**Requirement**.
Pictures stay out; everything else in the records below is copied exactly.

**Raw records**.
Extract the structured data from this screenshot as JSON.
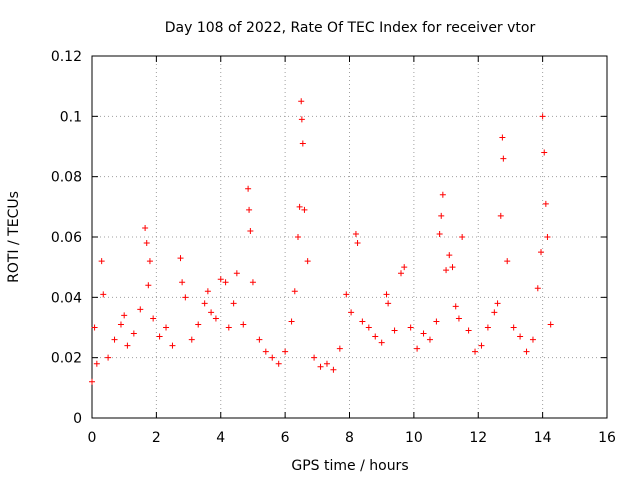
{
  "chart_data": {
    "type": "scatter",
    "title": "Day 108 of 2022, Rate Of TEC Index for receiver vtor",
    "xlabel": "GPS time / hours",
    "ylabel": "ROTI / TECUs",
    "xlim": [
      0,
      16
    ],
    "ylim": [
      0,
      0.12
    ],
    "xticks": [
      0,
      2,
      4,
      6,
      8,
      10,
      12,
      14,
      16
    ],
    "yticks": [
      0,
      0.02,
      0.04,
      0.06,
      0.08,
      0.1,
      0.12
    ],
    "xtick_labels": [
      "0",
      "2",
      "4",
      "6",
      "8",
      "10",
      "12",
      "14",
      "16"
    ],
    "ytick_labels": [
      "0",
      "0.02",
      "0.04",
      "0.06",
      "0.08",
      "0.1",
      "0.12"
    ],
    "grid": true,
    "marker": "plus",
    "color": "#ff0000",
    "series": [
      {
        "x": [
          0.0,
          0.08,
          0.15,
          0.3,
          0.35,
          0.5,
          0.7,
          0.9,
          1.0,
          1.1,
          1.3,
          1.5,
          1.65,
          1.7,
          1.75,
          1.8,
          1.9,
          2.1,
          2.3,
          2.5,
          2.75,
          2.8,
          2.9,
          3.1,
          3.3,
          3.5,
          3.6,
          3.7,
          3.85,
          4.0,
          4.15,
          4.25,
          4.4,
          4.5,
          4.7,
          4.85,
          4.88,
          4.92,
          5.0,
          5.2,
          5.4,
          5.6,
          5.8,
          6.0,
          6.2,
          6.3,
          6.4,
          6.45,
          6.5,
          6.52,
          6.55,
          6.6,
          6.7,
          6.9,
          7.1,
          7.3,
          7.5,
          7.7,
          7.9,
          8.05,
          8.2,
          8.25,
          8.4,
          8.6,
          8.8,
          9.0,
          9.15,
          9.2,
          9.4,
          9.6,
          9.7,
          9.9,
          10.1,
          10.3,
          10.5,
          10.7,
          10.8,
          10.85,
          10.9,
          11.0,
          11.1,
          11.2,
          11.3,
          11.4,
          11.5,
          11.7,
          11.9,
          12.1,
          12.3,
          12.5,
          12.6,
          12.7,
          12.75,
          12.78,
          12.9,
          13.1,
          13.3,
          13.5,
          13.7,
          13.85,
          13.95,
          14.0,
          14.05,
          14.1,
          14.15,
          14.25
        ],
        "y": [
          0.012,
          0.03,
          0.018,
          0.052,
          0.041,
          0.02,
          0.026,
          0.031,
          0.034,
          0.024,
          0.028,
          0.036,
          0.063,
          0.058,
          0.044,
          0.052,
          0.033,
          0.027,
          0.03,
          0.024,
          0.053,
          0.045,
          0.04,
          0.026,
          0.031,
          0.038,
          0.042,
          0.035,
          0.033,
          0.046,
          0.045,
          0.03,
          0.038,
          0.048,
          0.031,
          0.076,
          0.069,
          0.062,
          0.045,
          0.026,
          0.022,
          0.02,
          0.018,
          0.022,
          0.032,
          0.042,
          0.06,
          0.07,
          0.105,
          0.099,
          0.091,
          0.069,
          0.052,
          0.02,
          0.017,
          0.018,
          0.016,
          0.023,
          0.041,
          0.035,
          0.061,
          0.058,
          0.032,
          0.03,
          0.027,
          0.025,
          0.041,
          0.038,
          0.029,
          0.048,
          0.05,
          0.03,
          0.023,
          0.028,
          0.026,
          0.032,
          0.061,
          0.067,
          0.074,
          0.049,
          0.054,
          0.05,
          0.037,
          0.033,
          0.06,
          0.029,
          0.022,
          0.024,
          0.03,
          0.035,
          0.038,
          0.067,
          0.093,
          0.086,
          0.052,
          0.03,
          0.027,
          0.022,
          0.026,
          0.043,
          0.055,
          0.1,
          0.088,
          0.071,
          0.06,
          0.031
        ]
      }
    ]
  }
}
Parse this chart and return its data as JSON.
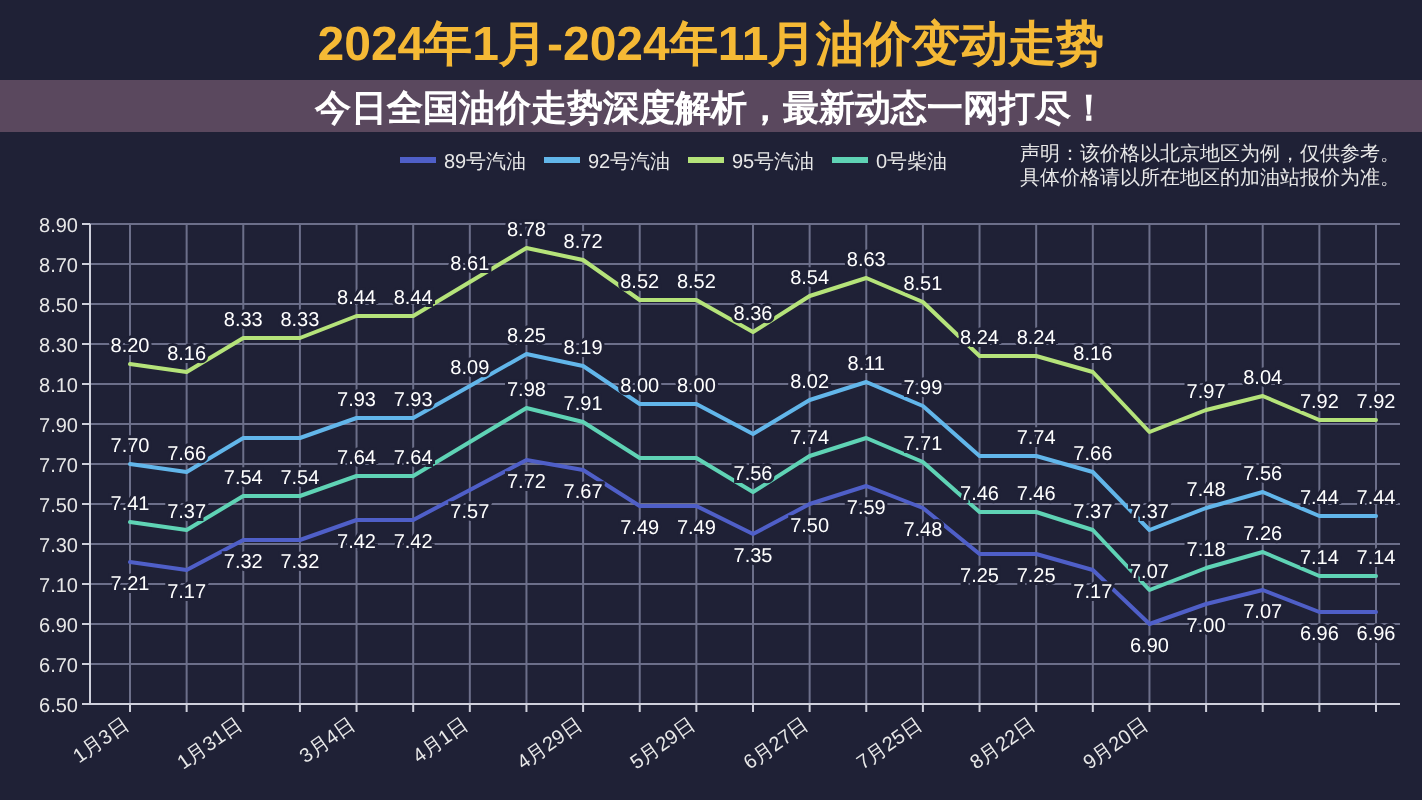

**Exercise output**.
Extract the structured data from this screenshot as JSON.
{
  "chart_data": {
    "type": "scatter",
    "title": "Day 108 of 2022, Rate Of TEC Index for receiver vtor",
    "xlabel": "GPS time / hours",
    "ylabel": "ROTI / TECUs",
    "xlim": [
      0,
      16
    ],
    "ylim": [
      0,
      0.12
    ],
    "xticks": [
      0,
      2,
      4,
      6,
      8,
      10,
      12,
      14,
      16
    ],
    "yticks": [
      0,
      0.02,
      0.04,
      0.06,
      0.08,
      0.1,
      0.12
    ],
    "xtick_labels": [
      "0",
      "2",
      "4",
      "6",
      "8",
      "10",
      "12",
      "14",
      "16"
    ],
    "ytick_labels": [
      "0",
      "0.02",
      "0.04",
      "0.06",
      "0.08",
      "0.1",
      "0.12"
    ],
    "grid": true,
    "marker": "plus",
    "color": "#ff0000",
    "series": [
      {
        "x": [
          0.0,
          0.08,
          0.15,
          0.3,
          0.35,
          0.5,
          0.7,
          0.9,
          1.0,
          1.1,
          1.3,
          1.5,
          1.65,
          1.7,
          1.75,
          1.8,
          1.9,
          2.1,
          2.3,
          2.5,
          2.75,
          2.8,
          2.9,
          3.1,
          3.3,
          3.5,
          3.6,
          3.7,
          3.85,
          4.0,
          4.15,
          4.25,
          4.4,
          4.5,
          4.7,
          4.85,
          4.88,
          4.92,
          5.0,
          5.2,
          5.4,
          5.6,
          5.8,
          6.0,
          6.2,
          6.3,
          6.4,
          6.45,
          6.5,
          6.52,
          6.55,
          6.6,
          6.7,
          6.9,
          7.1,
          7.3,
          7.5,
          7.7,
          7.9,
          8.05,
          8.2,
          8.25,
          8.4,
          8.6,
          8.8,
          9.0,
          9.15,
          9.2,
          9.4,
          9.6,
          9.7,
          9.9,
          10.1,
          10.3,
          10.5,
          10.7,
          10.8,
          10.85,
          10.9,
          11.0,
          11.1,
          11.2,
          11.3,
          11.4,
          11.5,
          11.7,
          11.9,
          12.1,
          12.3,
          12.5,
          12.6,
          12.7,
          12.75,
          12.78,
          12.9,
          13.1,
          13.3,
          13.5,
          13.7,
          13.85,
          13.95,
          14.0,
          14.05,
          14.1,
          14.15,
          14.25
        ],
        "y": [
          0.012,
          0.03,
          0.018,
          0.052,
          0.041,
          0.02,
          0.026,
          0.031,
          0.034,
          0.024,
          0.028,
          0.036,
          0.063,
          0.058,
          0.044,
          0.052,
          0.033,
          0.027,
          0.03,
          0.024,
          0.053,
          0.045,
          0.04,
          0.026,
          0.031,
          0.038,
          0.042,
          0.035,
          0.033,
          0.046,
          0.045,
          0.03,
          0.038,
          0.048,
          0.031,
          0.076,
          0.069,
          0.062,
          0.045,
          0.026,
          0.022,
          0.02,
          0.018,
          0.022,
          0.032,
          0.042,
          0.06,
          0.07,
          0.105,
          0.099,
          0.091,
          0.069,
          0.052,
          0.02,
          0.017,
          0.018,
          0.016,
          0.023,
          0.041,
          0.035,
          0.061,
          0.058,
          0.032,
          0.03,
          0.027,
          0.025,
          0.041,
          0.038,
          0.029,
          0.048,
          0.05,
          0.03,
          0.023,
          0.028,
          0.026,
          0.032,
          0.061,
          0.067,
          0.074,
          0.049,
          0.054,
          0.05,
          0.037,
          0.033,
          0.06,
          0.029,
          0.022,
          0.024,
          0.03,
          0.035,
          0.038,
          0.067,
          0.093,
          0.086,
          0.052,
          0.03,
          0.027,
          0.022,
          0.026,
          0.043,
          0.055,
          0.1,
          0.088,
          0.071,
          0.06,
          0.031
        ]
      }
    ]
  }
}
Parse this chart and return its data as JSON.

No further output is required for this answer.